Given task:
The material below should be written out in full and exactly; pictures stay out of the copy.

Supplied data:

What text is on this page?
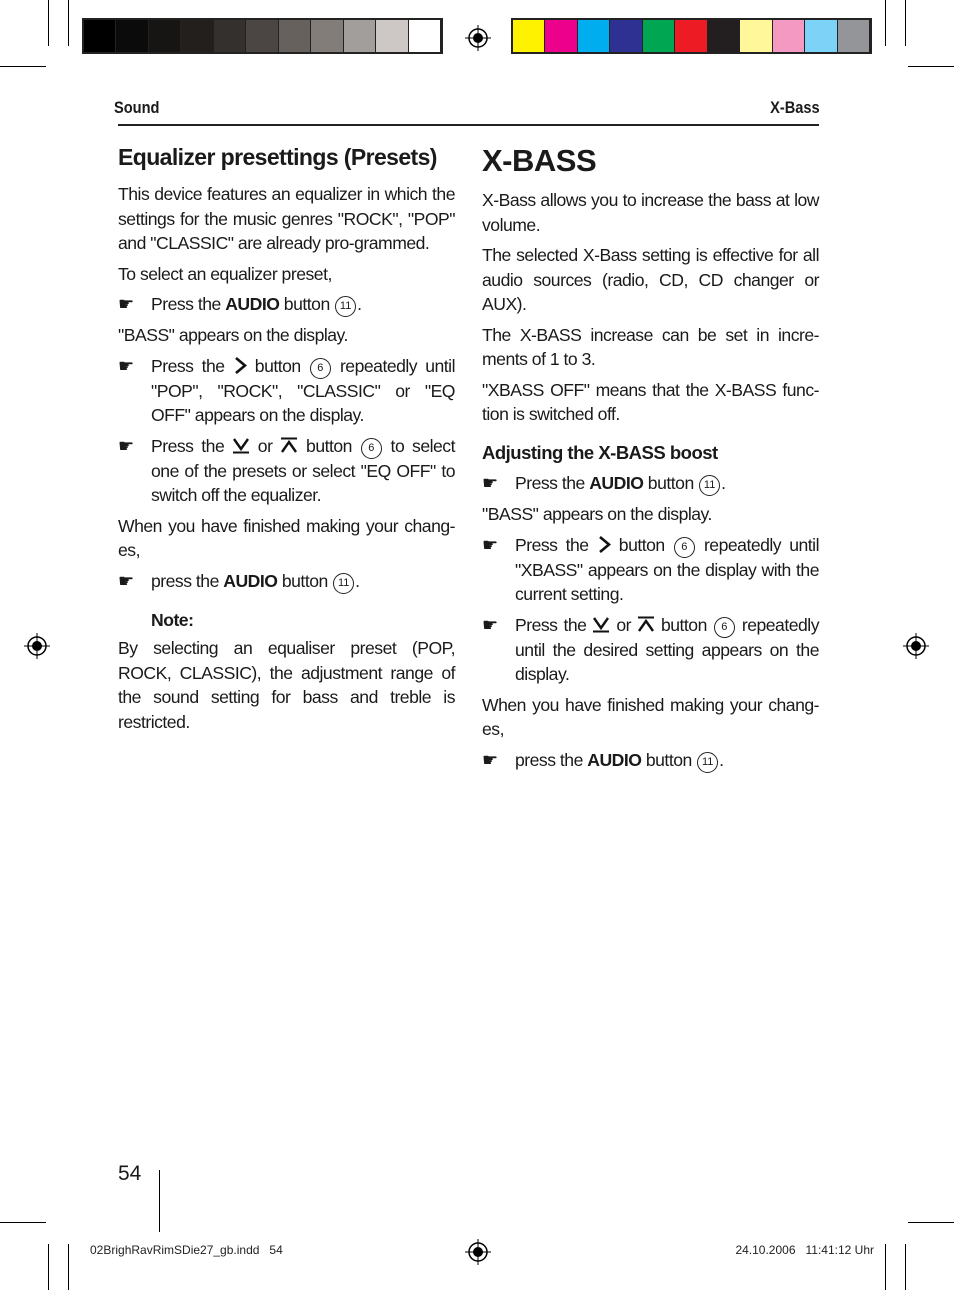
Sound	X-Bass
Equalizer presettings (Presets)

This device features an equalizer in which the settings for the music genres "ROCK", "POP" and "CLASSIC" are already pro-grammed.

To select an equalizer preset,

☛ Press the AUDIO button 11 .

"BASS" appears on the display.

☛ Press the  button 6 repeatedly until "POP", "ROCK", "CLASSIC" or "EQ OFF" appears on the display.
☛ Press the  or  button 6 to select one of the presets or select "EQ OFF" to switch off the equalizer.

When you have finished making your chang-es,

☛ press the AUDIO button 11 .
Note:

By selecting an equaliser preset (POP, ROCK, CLASSIC), the adjustment range of the sound setting for bass and treble is restricted.

X-BASS

X-Bass allows you to increase the bass at low volume.

The selected X-Bass setting is effective for all audio sources (radio, CD, CD changer or AUX).

The X-BASS increase can be set in incre-ments of 1 to 3.

"XBASS OFF" means that the X-BASS func-tion is switched off.

Adjusting the X-BASS boost
☛ Press the AUDIO button 11 .

"BASS" appears on the display.

☛ Press the  button 6 repeatedly until "XBASS" appears on the display with the current setting.
☛ Press the  or  button 6 repeatedly until the desired setting appears on the display.

When you have finished making your chang-es,

☛ press the AUDIO button 11 .
54
02BrighRavRimSDie27_gb.indd   54	24.10.2006   11:41:12 Uhr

Task answer:
What text is on this page?
Sound	X-Bass
Equalizer presettings (Presets)

This device features an equalizer in which the settings for the music genres "ROCK", "POP" and "CLASSIC" are already pro-grammed.

To select an equalizer preset,

☛ Press the AUDIO button 11 .

"BASS" appears on the display.

☛ Press the  button 6 repeatedly until "POP", "ROCK", "CLASSIC" or "EQ OFF" appears on the display.
☛ Press the  or  button 6 to select one of the presets or select "EQ OFF" to switch off the equalizer.

When you have finished making your chang-es,

☛ press the AUDIO button 11 .
Note:

By selecting an equaliser preset (POP, ROCK, CLASSIC), the adjustment range of the sound setting for bass and treble is restricted.

X-BASS

X-Bass allows you to increase the bass at low volume.

The selected X-Bass setting is effective for all audio sources (radio, CD, CD changer or AUX).

The X-BASS increase can be set in incre-ments of 1 to 3.

"XBASS OFF" means that the X-BASS func-tion is switched off.

Adjusting the X-BASS boost
☛ Press the AUDIO button 11 .

"BASS" appears on the display.

☛ Press the  button 6 repeatedly until "XBASS" appears on the display with the current setting.
☛ Press the  or  button 6 repeatedly until the desired setting appears on the display.

When you have finished making your chang-es,

☛ press the AUDIO button 11 .
54
02BrighRavRimSDie27_gb.indd   54	24.10.2006   11:41:12 Uhr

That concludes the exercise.